Records from a collection:
----------------------------------------
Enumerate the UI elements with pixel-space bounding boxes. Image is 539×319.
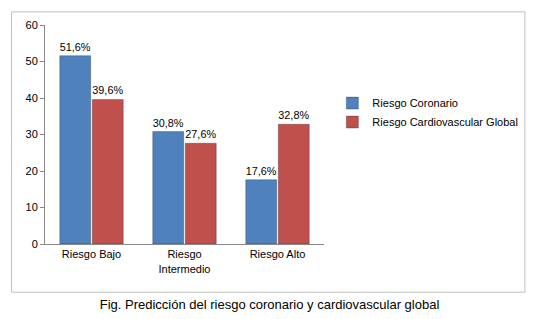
svg-text:40: 40 [26, 92, 38, 104]
svg-text:39,6%: 39,6% [92, 84, 123, 96]
svg-text:32,8%: 32,8% [278, 109, 309, 121]
svg-text:0: 0 [32, 238, 38, 250]
svg-text:RiesgoIntermedio: RiesgoIntermedio [159, 248, 211, 274]
svg-text:20: 20 [26, 165, 38, 177]
svg-text:17,6%: 17,6% [246, 165, 277, 177]
svg-text:Riesgo Bajo: Riesgo Bajo [62, 248, 121, 260]
svg-text:Riesgo Cardiovascular Global: Riesgo Cardiovascular Global [372, 116, 518, 128]
svg-text:10: 10 [26, 201, 38, 213]
svg-text:51,6%: 51,6% [60, 41, 91, 53]
svg-text:30,8%: 30,8% [153, 117, 184, 129]
svg-text:60: 60 [26, 19, 38, 31]
svg-text:Riesgo Coronario: Riesgo Coronario [372, 97, 458, 109]
svg-text:50: 50 [26, 55, 38, 67]
svg-text:Fig. Predicción del riesgo cor: Fig. Predicción del riesgo coronario y c… [100, 297, 440, 312]
svg-text:30: 30 [26, 128, 38, 140]
svg-text:27,6%: 27,6% [185, 128, 216, 140]
svg-text:Riesgo Alto: Riesgo Alto [250, 248, 306, 260]
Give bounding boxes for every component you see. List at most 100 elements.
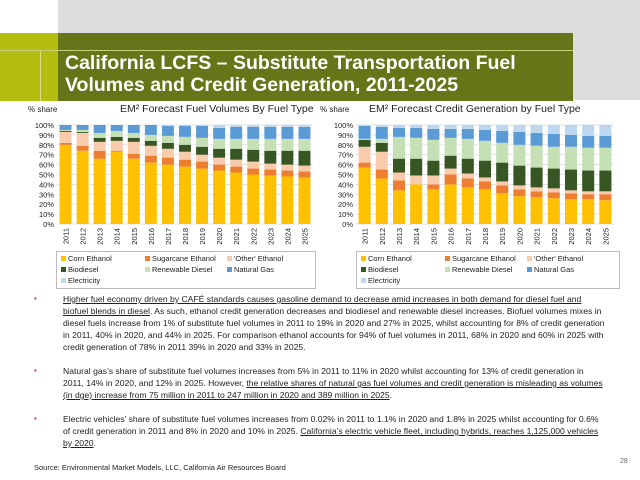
bar-segment-sugarcane_ethanol-2018 (478, 181, 492, 190)
legend-swatch (361, 278, 366, 283)
x-tick-label: 2014 (412, 228, 421, 245)
legend-item-corn_ethanol: Corn Ethanol (361, 254, 412, 263)
bar-segment-biodiesel-2024 (281, 150, 294, 165)
x-tick-label: 2019 (198, 228, 207, 245)
bar-segment-corn_ethanol-2016 (144, 162, 157, 224)
bar-segment-corn_ethanol-2012 (375, 178, 388, 224)
bullet-text: Electric vehicles’ share of substitute f… (63, 414, 599, 436)
bar-segment-natural_gas-2012 (76, 125, 89, 130)
x-tick-label: 2018 (481, 228, 490, 245)
bar-segment-renewable_diesel-2019 (496, 142, 509, 163)
bar-segment-corn_ethanol-2013 (93, 158, 106, 224)
bullet-tail: . (389, 390, 392, 400)
legend-item-renewable_diesel: Renewable Diesel (445, 265, 512, 274)
bar-segment-biodiesel-2012 (76, 131, 89, 133)
bullet-icon: • (34, 414, 37, 423)
bar-segment-electricity-2017 (461, 125, 474, 129)
bar-segment-biodiesel-2014 (410, 158, 423, 176)
bar-segment-electricity-2021 (230, 125, 243, 127)
legend-swatch (61, 256, 66, 261)
bar-segment-other_ethanol-2025 (298, 165, 311, 172)
bar-segment-biodiesel-2012 (375, 142, 388, 152)
bar-segment-natural_gas-2012 (375, 126, 388, 139)
bar-segment-renewable_diesel-2015 (427, 139, 440, 161)
bar-segment-corn_ethanol-2023 (564, 199, 578, 224)
x-tick-label: 2020 (515, 228, 524, 245)
y-tick-label: 80% (338, 141, 353, 150)
legend-item-sugarcane_ethanol: Sugarcane Ethanol (145, 254, 216, 263)
bar-segment-corn_ethanol-2018 (478, 189, 492, 224)
header-olive-block (58, 33, 573, 101)
bar-segment-sugarcane_ethanol-2022 (547, 192, 560, 199)
bar-segment-other_ethanol-2023 (264, 163, 277, 170)
bar-segment-other_ethanol-2017 (461, 173, 474, 179)
bar-segment-other_ethanol-2021 (530, 187, 543, 192)
bar-segment-corn_ethanol-2025 (599, 200, 612, 224)
bar-segment-electricity-2014 (410, 125, 423, 128)
bar-segment-corn_ethanol-2019 (196, 168, 209, 224)
bar-segment-biodiesel-2019 (496, 162, 509, 182)
bar-segment-natural_gas-2013 (392, 127, 406, 137)
x-tick-label: 2023 (567, 228, 576, 245)
legend-label: Sugarcane Ethanol (452, 254, 516, 263)
y-tick-label: 90% (39, 131, 54, 140)
legend-item-electricity: Electricity (61, 276, 100, 285)
legend-label: Natural Gas (234, 265, 275, 274)
bar-segment-natural_gas-2023 (264, 126, 277, 139)
bullet-underlined-text: California’s electric vehicle fleet, inc… (63, 426, 599, 448)
bar-segment-biodiesel-2013 (93, 137, 106, 142)
bar-segment-corn_ethanol-2025 (298, 177, 311, 224)
bar-segment-biodiesel-2021 (230, 148, 243, 160)
bar-segment-sugarcane_ethanol-2012 (76, 145, 89, 151)
bullet-ethanol-biofuels: • Higher fuel economy driven by CAFÉ sta… (34, 293, 606, 353)
bar-segment-renewable_diesel-2017 (461, 138, 474, 159)
bar-segment-other_ethanol-2022 (547, 188, 560, 193)
bullet-text: . As such, ethanol credit generation dec… (63, 306, 605, 352)
bar-segment-other_ethanol-2013 (93, 141, 106, 151)
bar-segment-renewable_diesel-2021 (530, 145, 543, 168)
bar-segment-sugarcane_ethanol-2023 (264, 169, 277, 176)
bullet-natural-gas: • Natural gas’s share of substitute fuel… (34, 365, 606, 401)
legend-swatch (527, 267, 532, 272)
bar-segment-natural_gas-2025 (298, 126, 311, 139)
bar-segment-natural_gas-2020 (213, 127, 226, 139)
bar-segment-corn_ethanol-2019 (496, 193, 509, 224)
bar-segment-sugarcane_ethanol-2013 (392, 180, 406, 191)
bar-segment-other_ethanol-2022 (247, 161, 260, 169)
bar-segment-biodiesel-2025 (599, 170, 612, 192)
bar-segment-corn_ethanol-2022 (547, 198, 560, 224)
legend-label: Biodiesel (68, 265, 99, 274)
bar-segment-sugarcane_ethanol-2021 (530, 191, 543, 198)
y-axis-label: % share (28, 105, 58, 114)
source-note: Source: Environmental Market Models, LLC… (34, 463, 286, 472)
bar-segment-renewable_diesel-2011 (59, 129, 72, 131)
bar-segment-natural_gas-2013 (93, 125, 106, 133)
bar-segment-sugarcane_ethanol-2018 (179, 159, 191, 167)
legend-label: Electricity (68, 276, 101, 285)
legend-item-corn_ethanol: Corn Ethanol (61, 254, 112, 263)
bar-segment-biodiesel-2013 (392, 158, 406, 173)
bullet-tail: . (93, 438, 96, 448)
bar-segment-other_ethanol-2020 (513, 185, 526, 190)
x-tick-label: 2012 (378, 228, 387, 245)
y-tick-label: 60% (39, 161, 54, 170)
bar-segment-sugarcane_ethanol-2025 (298, 171, 311, 178)
bar-segment-corn_ethanol-2017 (461, 187, 474, 224)
bar-segment-corn_ethanol-2021 (230, 172, 243, 224)
bar-segment-other_ethanol-2023 (564, 190, 578, 194)
bar-segment-other_ethanol-2024 (582, 191, 595, 195)
x-tick-label: 2018 (181, 228, 190, 245)
bar-segment-renewable_diesel-2020 (513, 144, 526, 166)
x-tick-label: 2015 (130, 228, 139, 245)
bar-segment-biodiesel-2019 (196, 146, 209, 155)
legend-item-biodiesel: Biodiesel (361, 265, 398, 274)
bar-segment-electricity-2020 (213, 125, 226, 128)
bar-segment-renewable_diesel-2018 (179, 136, 191, 145)
x-tick-label: 2022 (550, 228, 559, 245)
y-tick-label: 100% (334, 121, 354, 130)
credit-generation-plot: 0%10%20%30%40%50%60%70%80%90%100% 2011 201… (334, 121, 614, 245)
bar-segment-electricity-2024 (582, 125, 595, 136)
x-tick-label: 2015 (429, 228, 438, 245)
bar-segment-natural_gas-2021 (530, 132, 543, 146)
bar-segment-sugarcane_ethanol-2022 (247, 168, 260, 175)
----------------------------------------
> _Problem details_
Format the lines of the data above as a JSON list of strings, one string per line with blank lines omitted, starting at the line that contains "svg-text:40: 40 [26, 92, 38, 104]" and ending at the line that contains "svg-text:Riesgo Bajo: Riesgo".

> _Written answer_
[
  "svg-text:40: 40 [26, 92, 38, 104]",
  "svg-text:39,6%: 39,6% [92, 84, 123, 96]",
  "svg-text:32,8%: 32,8% [278, 109, 309, 121]",
  "svg-text:0: 0 [32, 238, 38, 250]",
  "svg-text:RiesgoIntermedio: RiesgoIntermedio [159, 248, 211, 274]",
  "svg-text:20: 20 [26, 165, 38, 177]",
  "svg-text:17,6%: 17,6% [246, 165, 277, 177]",
  "svg-text:Riesgo Bajo: Riesgo Bajo [62, 248, 121, 260]"
]